— Start of DATA LINES —

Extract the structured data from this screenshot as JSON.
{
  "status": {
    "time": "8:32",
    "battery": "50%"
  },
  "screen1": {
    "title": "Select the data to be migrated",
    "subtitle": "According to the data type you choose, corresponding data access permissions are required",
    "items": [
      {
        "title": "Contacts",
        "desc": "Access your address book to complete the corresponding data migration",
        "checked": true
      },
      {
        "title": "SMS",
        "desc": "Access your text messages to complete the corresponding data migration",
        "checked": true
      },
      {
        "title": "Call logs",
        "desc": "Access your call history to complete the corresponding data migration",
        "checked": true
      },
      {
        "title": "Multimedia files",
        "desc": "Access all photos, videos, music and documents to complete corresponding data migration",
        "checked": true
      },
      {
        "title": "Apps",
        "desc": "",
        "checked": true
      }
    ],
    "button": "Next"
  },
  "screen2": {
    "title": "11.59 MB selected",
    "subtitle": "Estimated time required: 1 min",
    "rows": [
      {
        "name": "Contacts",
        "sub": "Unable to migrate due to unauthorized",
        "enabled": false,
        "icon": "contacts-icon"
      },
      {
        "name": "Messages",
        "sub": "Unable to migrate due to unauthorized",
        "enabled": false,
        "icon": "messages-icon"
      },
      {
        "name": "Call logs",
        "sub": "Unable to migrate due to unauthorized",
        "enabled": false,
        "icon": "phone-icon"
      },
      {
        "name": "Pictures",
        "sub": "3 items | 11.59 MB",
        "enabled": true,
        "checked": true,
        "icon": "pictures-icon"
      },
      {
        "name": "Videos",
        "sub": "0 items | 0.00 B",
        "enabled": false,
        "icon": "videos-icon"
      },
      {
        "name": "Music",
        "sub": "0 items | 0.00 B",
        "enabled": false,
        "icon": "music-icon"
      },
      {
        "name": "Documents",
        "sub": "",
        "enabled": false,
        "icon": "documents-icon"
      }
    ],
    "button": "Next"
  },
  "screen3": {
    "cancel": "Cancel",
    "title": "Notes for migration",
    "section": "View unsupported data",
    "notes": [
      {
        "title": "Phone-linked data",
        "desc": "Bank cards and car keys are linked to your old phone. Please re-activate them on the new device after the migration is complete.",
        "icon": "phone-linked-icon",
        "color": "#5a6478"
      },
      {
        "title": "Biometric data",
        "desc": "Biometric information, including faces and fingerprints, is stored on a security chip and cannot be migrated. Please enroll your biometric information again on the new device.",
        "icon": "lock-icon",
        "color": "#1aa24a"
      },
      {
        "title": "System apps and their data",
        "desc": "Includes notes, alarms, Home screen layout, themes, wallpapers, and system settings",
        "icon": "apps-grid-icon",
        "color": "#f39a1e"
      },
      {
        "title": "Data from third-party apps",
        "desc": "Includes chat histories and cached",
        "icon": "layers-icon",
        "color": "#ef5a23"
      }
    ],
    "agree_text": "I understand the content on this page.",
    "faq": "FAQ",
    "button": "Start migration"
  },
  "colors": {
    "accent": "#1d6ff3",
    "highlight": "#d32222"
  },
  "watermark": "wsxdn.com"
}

— End of DATA LINES —

Your answer should be one number: the count of lines in the data above that include the word "Includes".

2